-- Start of EXCERPTED DATA --

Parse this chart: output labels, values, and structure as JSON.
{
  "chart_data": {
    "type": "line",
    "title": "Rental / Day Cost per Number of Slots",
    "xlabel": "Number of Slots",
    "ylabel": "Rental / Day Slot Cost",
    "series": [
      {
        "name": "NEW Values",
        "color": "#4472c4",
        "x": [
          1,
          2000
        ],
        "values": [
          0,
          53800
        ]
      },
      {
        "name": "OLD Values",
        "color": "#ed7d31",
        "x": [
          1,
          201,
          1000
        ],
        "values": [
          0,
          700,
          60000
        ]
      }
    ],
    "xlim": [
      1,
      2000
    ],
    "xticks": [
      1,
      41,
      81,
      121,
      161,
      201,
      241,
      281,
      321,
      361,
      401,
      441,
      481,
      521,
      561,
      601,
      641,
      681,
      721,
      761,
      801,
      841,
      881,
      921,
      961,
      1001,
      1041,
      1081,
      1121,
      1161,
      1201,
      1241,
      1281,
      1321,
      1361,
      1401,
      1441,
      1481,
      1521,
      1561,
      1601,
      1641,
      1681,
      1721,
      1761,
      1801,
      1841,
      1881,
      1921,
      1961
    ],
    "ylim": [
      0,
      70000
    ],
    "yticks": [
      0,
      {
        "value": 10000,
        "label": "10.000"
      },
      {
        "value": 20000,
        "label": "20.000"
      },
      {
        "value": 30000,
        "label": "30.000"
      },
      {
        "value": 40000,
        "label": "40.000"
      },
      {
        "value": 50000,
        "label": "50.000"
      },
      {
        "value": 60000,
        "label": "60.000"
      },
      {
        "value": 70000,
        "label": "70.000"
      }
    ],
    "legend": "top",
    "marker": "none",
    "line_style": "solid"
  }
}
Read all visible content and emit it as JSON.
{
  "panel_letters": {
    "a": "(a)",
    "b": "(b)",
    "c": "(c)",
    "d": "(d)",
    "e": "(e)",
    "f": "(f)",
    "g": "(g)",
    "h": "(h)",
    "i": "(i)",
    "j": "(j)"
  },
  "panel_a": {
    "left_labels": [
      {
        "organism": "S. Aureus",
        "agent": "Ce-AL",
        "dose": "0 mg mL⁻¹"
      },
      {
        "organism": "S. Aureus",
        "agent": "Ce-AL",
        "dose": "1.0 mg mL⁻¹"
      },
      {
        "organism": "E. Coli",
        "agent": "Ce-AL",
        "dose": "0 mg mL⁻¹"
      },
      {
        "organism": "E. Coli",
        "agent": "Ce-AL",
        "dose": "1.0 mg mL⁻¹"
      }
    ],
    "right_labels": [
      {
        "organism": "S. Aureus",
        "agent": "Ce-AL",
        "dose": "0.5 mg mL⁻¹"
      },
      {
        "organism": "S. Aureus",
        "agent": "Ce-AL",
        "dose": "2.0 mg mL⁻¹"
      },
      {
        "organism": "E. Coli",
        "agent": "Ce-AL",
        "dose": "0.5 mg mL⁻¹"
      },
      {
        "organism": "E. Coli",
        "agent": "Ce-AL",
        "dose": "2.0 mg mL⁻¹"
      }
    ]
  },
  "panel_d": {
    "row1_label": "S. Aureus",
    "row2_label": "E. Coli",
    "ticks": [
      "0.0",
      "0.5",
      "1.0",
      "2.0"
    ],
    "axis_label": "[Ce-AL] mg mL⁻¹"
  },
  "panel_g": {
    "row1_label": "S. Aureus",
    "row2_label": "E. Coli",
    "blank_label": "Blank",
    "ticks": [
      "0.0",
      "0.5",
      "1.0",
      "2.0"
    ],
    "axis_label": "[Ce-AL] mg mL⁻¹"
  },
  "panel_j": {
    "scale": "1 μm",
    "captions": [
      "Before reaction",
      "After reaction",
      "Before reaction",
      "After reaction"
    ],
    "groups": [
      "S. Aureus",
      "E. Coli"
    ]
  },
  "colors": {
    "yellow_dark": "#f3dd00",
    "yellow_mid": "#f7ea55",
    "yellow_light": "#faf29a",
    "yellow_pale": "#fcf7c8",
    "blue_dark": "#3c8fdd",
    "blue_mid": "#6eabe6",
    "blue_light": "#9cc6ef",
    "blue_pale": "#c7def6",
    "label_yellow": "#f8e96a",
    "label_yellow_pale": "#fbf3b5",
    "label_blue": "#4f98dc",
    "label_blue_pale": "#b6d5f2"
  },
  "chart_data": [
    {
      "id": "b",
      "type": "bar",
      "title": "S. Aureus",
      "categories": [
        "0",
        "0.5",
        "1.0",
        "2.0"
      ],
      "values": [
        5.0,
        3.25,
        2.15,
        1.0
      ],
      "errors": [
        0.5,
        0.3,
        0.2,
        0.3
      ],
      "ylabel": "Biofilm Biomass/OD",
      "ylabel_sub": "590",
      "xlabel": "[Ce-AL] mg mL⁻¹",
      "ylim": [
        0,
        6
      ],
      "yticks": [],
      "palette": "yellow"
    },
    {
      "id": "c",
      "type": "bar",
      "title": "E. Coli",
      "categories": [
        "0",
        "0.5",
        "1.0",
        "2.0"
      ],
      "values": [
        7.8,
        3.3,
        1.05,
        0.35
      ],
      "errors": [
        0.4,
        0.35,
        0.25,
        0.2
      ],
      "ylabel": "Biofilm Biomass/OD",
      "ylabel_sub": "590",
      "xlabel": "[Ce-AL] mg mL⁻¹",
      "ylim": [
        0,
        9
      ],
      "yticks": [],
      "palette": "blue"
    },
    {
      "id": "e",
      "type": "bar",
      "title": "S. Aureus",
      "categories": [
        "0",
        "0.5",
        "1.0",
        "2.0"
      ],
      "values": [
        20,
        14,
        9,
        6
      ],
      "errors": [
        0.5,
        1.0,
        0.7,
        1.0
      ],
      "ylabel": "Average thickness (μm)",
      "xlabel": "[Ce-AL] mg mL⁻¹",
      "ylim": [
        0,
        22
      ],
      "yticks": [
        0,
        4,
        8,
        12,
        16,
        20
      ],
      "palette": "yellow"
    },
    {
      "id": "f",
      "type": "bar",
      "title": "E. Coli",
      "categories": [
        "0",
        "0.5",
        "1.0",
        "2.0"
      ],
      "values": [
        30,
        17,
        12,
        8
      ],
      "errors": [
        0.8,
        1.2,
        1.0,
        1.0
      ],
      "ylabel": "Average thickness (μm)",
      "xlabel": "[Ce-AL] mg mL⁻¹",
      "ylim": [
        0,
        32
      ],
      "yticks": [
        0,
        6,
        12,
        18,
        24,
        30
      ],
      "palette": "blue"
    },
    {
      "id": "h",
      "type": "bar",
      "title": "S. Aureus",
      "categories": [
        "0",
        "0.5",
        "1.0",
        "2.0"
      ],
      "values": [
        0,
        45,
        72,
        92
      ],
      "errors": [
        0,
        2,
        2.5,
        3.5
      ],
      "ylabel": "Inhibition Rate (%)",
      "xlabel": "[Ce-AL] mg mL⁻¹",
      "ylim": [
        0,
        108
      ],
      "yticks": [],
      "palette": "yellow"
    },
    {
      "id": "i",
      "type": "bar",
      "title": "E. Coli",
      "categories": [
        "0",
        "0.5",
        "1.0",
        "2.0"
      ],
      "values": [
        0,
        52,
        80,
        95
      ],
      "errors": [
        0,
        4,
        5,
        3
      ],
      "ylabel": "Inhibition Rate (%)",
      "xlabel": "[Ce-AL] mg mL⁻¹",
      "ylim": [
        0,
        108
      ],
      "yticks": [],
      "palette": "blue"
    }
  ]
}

-- End of EXCERPTED DATA --

List the lines that contain the word "reaction".

» THE SOLUTION:
      "Before reaction",
      "After reaction",
      "Before reaction",
      "After reaction"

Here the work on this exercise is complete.